▸ **Exercise**
Can you output the material exactly as written, minus any pictures it holds?

▸ **Given records**
════════

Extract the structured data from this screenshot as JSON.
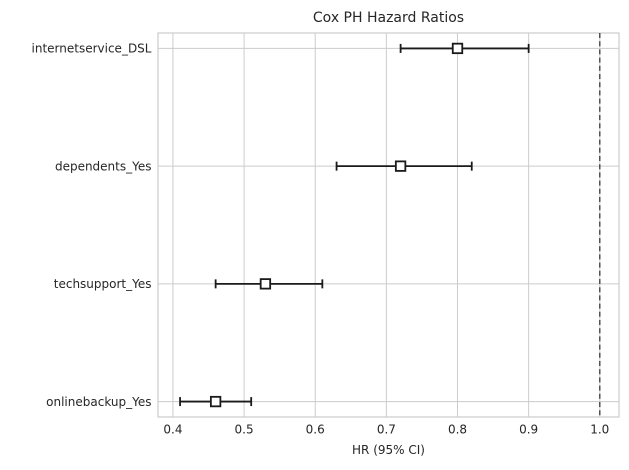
{
  "chart_data": {
    "type": "scatter",
    "subtype": "forest-plot-error-bars",
    "title": "Cox PH Hazard Ratios",
    "xlabel": "HR (95% CI)",
    "ylabel": "",
    "categories": [
      "internetservice_DSL",
      "dependents_Yes",
      "techsupport_Yes",
      "onlinebackup_Yes"
    ],
    "rows": [
      {
        "label": "internetservice_DSL",
        "hr": 0.8,
        "ci_low": 0.72,
        "ci_high": 0.9
      },
      {
        "label": "dependents_Yes",
        "hr": 0.72,
        "ci_low": 0.63,
        "ci_high": 0.82
      },
      {
        "label": "techsupport_Yes",
        "hr": 0.53,
        "ci_low": 0.46,
        "ci_high": 0.61
      },
      {
        "label": "onlinebackup_Yes",
        "hr": 0.46,
        "ci_low": 0.41,
        "ci_high": 0.51
      }
    ],
    "series": [
      {
        "name": "HR",
        "values": [
          0.8,
          0.72,
          0.53,
          0.46
        ]
      },
      {
        "name": "CI lower",
        "values": [
          0.72,
          0.63,
          0.46,
          0.41
        ]
      },
      {
        "name": "CI upper",
        "values": [
          0.9,
          0.82,
          0.61,
          0.51
        ]
      }
    ],
    "x_ticks": [
      0.4,
      0.5,
      0.6,
      0.7,
      0.8,
      0.9,
      1.0
    ],
    "xlim": [
      0.379,
      1.027
    ],
    "ylim": [
      -0.131,
      3.131
    ],
    "reference_line_x": 1.0,
    "grid": true,
    "legend_position": "none",
    "marker": "open-square",
    "colors": {
      "error_bar": "#1a1a1a",
      "marker_fill": "#ffffff",
      "marker_edge": "#1a1a1a",
      "grid": "#cccccc",
      "spine": "#cccccc",
      "reference_line": "#3a3a3a",
      "text": "#262626",
      "background": "#ffffff"
    }
  }
}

════════

▸ **Answer to the task**
Extract the structured data from this screenshot as JSON.
{
  "chart_data": {
    "type": "scatter",
    "subtype": "forest-plot-error-bars",
    "title": "Cox PH Hazard Ratios",
    "xlabel": "HR (95% CI)",
    "ylabel": "",
    "categories": [
      "internetservice_DSL",
      "dependents_Yes",
      "techsupport_Yes",
      "onlinebackup_Yes"
    ],
    "rows": [
      {
        "label": "internetservice_DSL",
        "hr": 0.8,
        "ci_low": 0.72,
        "ci_high": 0.9
      },
      {
        "label": "dependents_Yes",
        "hr": 0.72,
        "ci_low": 0.63,
        "ci_high": 0.82
      },
      {
        "label": "techsupport_Yes",
        "hr": 0.53,
        "ci_low": 0.46,
        "ci_high": 0.61
      },
      {
        "label": "onlinebackup_Yes",
        "hr": 0.46,
        "ci_low": 0.41,
        "ci_high": 0.51
      }
    ],
    "series": [
      {
        "name": "HR",
        "values": [
          0.8,
          0.72,
          0.53,
          0.46
        ]
      },
      {
        "name": "CI lower",
        "values": [
          0.72,
          0.63,
          0.46,
          0.41
        ]
      },
      {
        "name": "CI upper",
        "values": [
          0.9,
          0.82,
          0.61,
          0.51
        ]
      }
    ],
    "x_ticks": [
      0.4,
      0.5,
      0.6,
      0.7,
      0.8,
      0.9,
      1.0
    ],
    "xlim": [
      0.379,
      1.027
    ],
    "ylim": [
      -0.131,
      3.131
    ],
    "reference_line_x": 1.0,
    "grid": true,
    "legend_position": "none",
    "marker": "open-square",
    "colors": {
      "error_bar": "#1a1a1a",
      "marker_fill": "#ffffff",
      "marker_edge": "#1a1a1a",
      "grid": "#cccccc",
      "spine": "#cccccc",
      "reference_line": "#3a3a3a",
      "text": "#262626",
      "background": "#ffffff"
    }
  }
}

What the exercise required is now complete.